— Requirements —
Each line of the material below that holds the word "name" needs to be copied.

•••••

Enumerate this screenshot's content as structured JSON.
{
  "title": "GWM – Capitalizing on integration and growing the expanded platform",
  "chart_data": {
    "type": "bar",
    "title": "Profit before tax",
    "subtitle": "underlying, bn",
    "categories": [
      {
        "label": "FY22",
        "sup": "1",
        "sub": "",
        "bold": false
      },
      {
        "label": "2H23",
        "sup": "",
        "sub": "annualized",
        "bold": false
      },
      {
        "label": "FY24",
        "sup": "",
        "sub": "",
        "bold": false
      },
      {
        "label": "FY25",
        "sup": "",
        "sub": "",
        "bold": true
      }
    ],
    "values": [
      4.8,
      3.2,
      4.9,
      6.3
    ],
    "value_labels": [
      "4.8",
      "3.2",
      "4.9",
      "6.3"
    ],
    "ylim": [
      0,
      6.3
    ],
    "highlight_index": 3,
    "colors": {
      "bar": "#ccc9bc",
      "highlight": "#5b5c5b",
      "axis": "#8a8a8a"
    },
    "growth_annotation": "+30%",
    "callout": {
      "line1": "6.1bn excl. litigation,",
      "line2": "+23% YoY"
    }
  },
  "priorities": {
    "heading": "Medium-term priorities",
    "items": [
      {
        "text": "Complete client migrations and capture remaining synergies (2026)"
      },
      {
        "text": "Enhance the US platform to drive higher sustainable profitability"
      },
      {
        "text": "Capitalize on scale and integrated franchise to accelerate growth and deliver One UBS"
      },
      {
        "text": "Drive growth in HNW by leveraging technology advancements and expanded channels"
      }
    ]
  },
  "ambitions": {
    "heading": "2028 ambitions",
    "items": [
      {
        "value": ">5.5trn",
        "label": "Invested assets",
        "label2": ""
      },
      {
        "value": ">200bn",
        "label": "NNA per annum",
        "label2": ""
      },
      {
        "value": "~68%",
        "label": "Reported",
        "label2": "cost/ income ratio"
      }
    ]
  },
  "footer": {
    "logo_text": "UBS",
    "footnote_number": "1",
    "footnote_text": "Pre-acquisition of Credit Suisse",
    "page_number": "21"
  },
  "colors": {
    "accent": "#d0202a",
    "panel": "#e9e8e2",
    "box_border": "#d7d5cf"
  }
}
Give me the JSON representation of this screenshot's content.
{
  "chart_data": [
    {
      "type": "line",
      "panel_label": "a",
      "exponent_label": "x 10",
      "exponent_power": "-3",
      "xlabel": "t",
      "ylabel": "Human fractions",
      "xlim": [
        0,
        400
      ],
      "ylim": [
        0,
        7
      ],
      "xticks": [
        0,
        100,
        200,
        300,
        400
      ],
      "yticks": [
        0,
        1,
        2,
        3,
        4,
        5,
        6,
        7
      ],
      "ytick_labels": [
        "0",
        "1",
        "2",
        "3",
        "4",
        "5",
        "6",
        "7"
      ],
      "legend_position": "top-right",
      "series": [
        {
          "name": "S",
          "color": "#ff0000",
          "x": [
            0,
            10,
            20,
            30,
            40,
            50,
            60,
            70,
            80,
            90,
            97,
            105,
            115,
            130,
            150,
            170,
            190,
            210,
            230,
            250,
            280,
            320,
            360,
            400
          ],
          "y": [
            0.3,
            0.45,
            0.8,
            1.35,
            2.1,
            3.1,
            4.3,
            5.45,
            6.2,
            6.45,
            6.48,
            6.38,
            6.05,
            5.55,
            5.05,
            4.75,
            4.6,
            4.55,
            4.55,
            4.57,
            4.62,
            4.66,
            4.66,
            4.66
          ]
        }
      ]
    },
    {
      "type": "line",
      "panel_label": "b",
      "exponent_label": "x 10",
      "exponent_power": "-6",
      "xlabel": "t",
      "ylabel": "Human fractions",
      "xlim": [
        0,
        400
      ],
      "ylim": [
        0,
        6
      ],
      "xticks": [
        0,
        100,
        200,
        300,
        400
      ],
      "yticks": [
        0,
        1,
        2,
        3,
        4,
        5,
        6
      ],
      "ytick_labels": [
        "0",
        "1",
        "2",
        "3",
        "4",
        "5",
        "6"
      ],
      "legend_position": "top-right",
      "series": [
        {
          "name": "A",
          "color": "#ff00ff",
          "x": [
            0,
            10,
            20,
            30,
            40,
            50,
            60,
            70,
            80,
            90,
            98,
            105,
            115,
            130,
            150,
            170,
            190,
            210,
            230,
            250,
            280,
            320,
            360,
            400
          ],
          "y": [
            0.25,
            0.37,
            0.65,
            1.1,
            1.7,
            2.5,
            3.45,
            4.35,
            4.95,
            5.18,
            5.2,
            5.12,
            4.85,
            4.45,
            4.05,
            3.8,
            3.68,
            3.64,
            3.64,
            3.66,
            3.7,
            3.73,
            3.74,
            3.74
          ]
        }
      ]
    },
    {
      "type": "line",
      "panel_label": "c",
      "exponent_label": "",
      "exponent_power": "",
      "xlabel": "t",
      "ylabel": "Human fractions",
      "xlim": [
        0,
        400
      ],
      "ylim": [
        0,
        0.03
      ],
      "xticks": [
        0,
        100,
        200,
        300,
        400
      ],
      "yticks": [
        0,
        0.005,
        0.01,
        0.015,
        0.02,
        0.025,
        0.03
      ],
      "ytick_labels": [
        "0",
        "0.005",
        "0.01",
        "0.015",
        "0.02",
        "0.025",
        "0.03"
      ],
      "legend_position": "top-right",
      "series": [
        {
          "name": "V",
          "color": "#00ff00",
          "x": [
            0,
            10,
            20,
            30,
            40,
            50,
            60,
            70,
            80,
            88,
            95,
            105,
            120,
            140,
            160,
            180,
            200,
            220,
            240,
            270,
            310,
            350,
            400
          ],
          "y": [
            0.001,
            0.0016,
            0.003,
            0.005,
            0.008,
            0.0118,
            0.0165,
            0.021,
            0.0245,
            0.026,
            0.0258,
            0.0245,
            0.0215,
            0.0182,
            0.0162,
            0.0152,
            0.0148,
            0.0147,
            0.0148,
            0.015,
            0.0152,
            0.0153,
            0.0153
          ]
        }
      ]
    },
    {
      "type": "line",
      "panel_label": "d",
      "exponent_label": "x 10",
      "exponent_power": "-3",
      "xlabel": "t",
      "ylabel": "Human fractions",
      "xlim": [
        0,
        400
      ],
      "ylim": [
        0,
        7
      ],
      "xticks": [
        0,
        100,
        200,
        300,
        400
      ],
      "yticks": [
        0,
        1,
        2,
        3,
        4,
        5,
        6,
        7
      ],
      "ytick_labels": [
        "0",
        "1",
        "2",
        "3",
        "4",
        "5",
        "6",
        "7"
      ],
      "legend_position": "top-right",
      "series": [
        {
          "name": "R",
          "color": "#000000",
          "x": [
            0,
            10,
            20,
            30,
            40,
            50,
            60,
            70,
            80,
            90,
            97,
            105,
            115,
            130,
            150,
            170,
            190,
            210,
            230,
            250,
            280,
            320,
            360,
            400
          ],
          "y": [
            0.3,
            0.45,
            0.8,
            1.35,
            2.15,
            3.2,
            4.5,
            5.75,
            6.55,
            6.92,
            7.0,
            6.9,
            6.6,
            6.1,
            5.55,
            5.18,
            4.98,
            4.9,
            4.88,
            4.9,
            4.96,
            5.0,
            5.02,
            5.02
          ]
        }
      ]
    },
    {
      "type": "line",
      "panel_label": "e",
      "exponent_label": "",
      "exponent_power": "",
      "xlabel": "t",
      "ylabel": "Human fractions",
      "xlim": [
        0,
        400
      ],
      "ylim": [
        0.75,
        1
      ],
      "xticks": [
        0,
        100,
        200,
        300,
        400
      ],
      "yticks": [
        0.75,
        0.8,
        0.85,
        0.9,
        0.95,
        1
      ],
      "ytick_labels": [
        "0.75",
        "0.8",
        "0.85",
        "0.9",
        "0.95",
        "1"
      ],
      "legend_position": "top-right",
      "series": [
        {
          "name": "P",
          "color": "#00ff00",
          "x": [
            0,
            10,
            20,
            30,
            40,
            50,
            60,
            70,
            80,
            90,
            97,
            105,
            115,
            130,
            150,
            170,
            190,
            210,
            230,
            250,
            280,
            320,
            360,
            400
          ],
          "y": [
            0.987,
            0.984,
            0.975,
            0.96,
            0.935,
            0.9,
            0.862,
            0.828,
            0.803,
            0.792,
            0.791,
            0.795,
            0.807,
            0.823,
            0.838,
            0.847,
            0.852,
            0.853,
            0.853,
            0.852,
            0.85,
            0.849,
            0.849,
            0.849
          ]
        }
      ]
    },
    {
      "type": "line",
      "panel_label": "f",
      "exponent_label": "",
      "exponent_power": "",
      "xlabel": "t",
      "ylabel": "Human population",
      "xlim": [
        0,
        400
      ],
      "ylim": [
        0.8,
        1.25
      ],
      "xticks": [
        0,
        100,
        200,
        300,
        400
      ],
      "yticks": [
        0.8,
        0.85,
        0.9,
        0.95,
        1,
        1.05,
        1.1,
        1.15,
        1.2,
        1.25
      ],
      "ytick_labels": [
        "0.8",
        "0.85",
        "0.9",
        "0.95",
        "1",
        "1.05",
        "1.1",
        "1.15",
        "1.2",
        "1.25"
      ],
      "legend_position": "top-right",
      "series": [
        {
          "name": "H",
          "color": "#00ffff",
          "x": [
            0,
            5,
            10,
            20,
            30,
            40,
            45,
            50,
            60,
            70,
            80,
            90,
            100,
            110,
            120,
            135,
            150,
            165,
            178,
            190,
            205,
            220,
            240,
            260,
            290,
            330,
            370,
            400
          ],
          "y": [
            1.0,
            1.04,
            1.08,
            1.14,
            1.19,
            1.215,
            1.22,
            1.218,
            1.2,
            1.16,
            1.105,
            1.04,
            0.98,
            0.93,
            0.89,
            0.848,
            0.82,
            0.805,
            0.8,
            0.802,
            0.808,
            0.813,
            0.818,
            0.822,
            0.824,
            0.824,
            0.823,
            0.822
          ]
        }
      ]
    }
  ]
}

•••••

— Complete answer —
          "name": "S",
          "name": "A",
          "name": "V",
          "name": "R",
          "name": "P",
          "name": "H",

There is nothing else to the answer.